● PROBLEM DETAILS
Leave out the pictures and repeat everything else in the records exactly.

---------- DATA SECTION ----------

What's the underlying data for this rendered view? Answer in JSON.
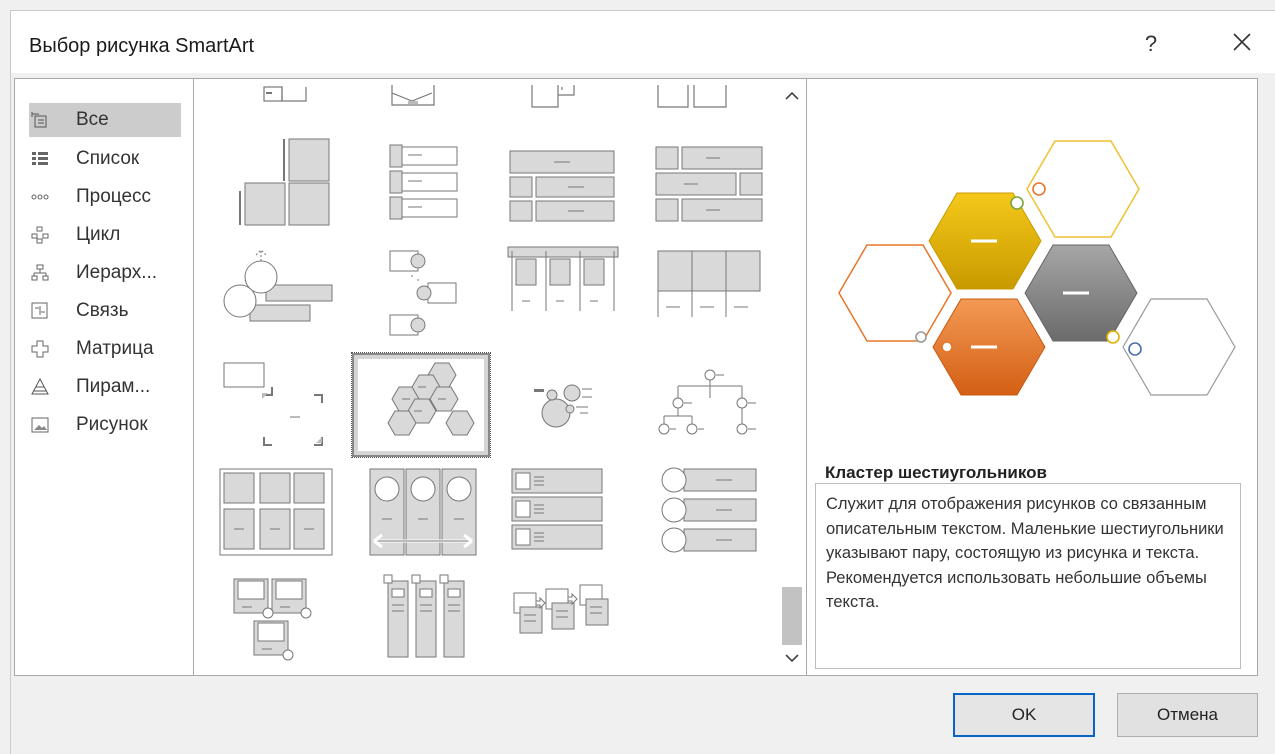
{
  "window": {
    "title": "Выбор рисунка SmartArt",
    "help_label": "?"
  },
  "categories": [
    {
      "label": "Все",
      "icon": "all-icon",
      "selected": true
    },
    {
      "label": "Список",
      "icon": "list-icon"
    },
    {
      "label": "Процесс",
      "icon": "process-icon"
    },
    {
      "label": "Цикл",
      "icon": "cycle-icon"
    },
    {
      "label": "Иерарх...",
      "icon": "hierarchy-icon"
    },
    {
      "label": "Связь",
      "icon": "relationship-icon"
    },
    {
      "label": "Матрица",
      "icon": "matrix-icon"
    },
    {
      "label": "Пирам...",
      "icon": "pyramid-icon"
    },
    {
      "label": "Рисунок",
      "icon": "picture-icon"
    }
  ],
  "preview": {
    "title": "Кластер шестиугольников",
    "description": "Служит для отображения рисунков со связанным описательным текстом. Маленькие шестиугольники указывают пару, состоящую из рисунка и текста. Рекомендуется использовать небольшие объемы текста.",
    "colors": {
      "gold": "#e6b800",
      "gray": "#7f7f7f",
      "orange": "#e8752a",
      "blue": "#4a6fb0"
    }
  },
  "buttons": {
    "ok": "OK",
    "cancel": "Отмена"
  },
  "gallery": {
    "selected_layout": "hexagon-cluster"
  }
}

----------

● ANSWER TO THE PROBLEM
What's the underlying data for this rendered view? Answer in JSON.
{
  "window": {
    "title": "Выбор рисунка SmartArt",
    "help_label": "?"
  },
  "categories": [
    {
      "label": "Все",
      "icon": "all-icon",
      "selected": true
    },
    {
      "label": "Список",
      "icon": "list-icon"
    },
    {
      "label": "Процесс",
      "icon": "process-icon"
    },
    {
      "label": "Цикл",
      "icon": "cycle-icon"
    },
    {
      "label": "Иерарх...",
      "icon": "hierarchy-icon"
    },
    {
      "label": "Связь",
      "icon": "relationship-icon"
    },
    {
      "label": "Матрица",
      "icon": "matrix-icon"
    },
    {
      "label": "Пирам...",
      "icon": "pyramid-icon"
    },
    {
      "label": "Рисунок",
      "icon": "picture-icon"
    }
  ],
  "preview": {
    "title": "Кластер шестиугольников",
    "description": "Служит для отображения рисунков со связанным описательным текстом. Маленькие шестиугольники указывают пару, состоящую из рисунка и текста. Рекомендуется использовать небольшие объемы текста.",
    "colors": {
      "gold": "#e6b800",
      "gray": "#7f7f7f",
      "orange": "#e8752a",
      "blue": "#4a6fb0"
    }
  },
  "buttons": {
    "ok": "OK",
    "cancel": "Отмена"
  },
  "gallery": {
    "selected_layout": "hexagon-cluster"
  }
}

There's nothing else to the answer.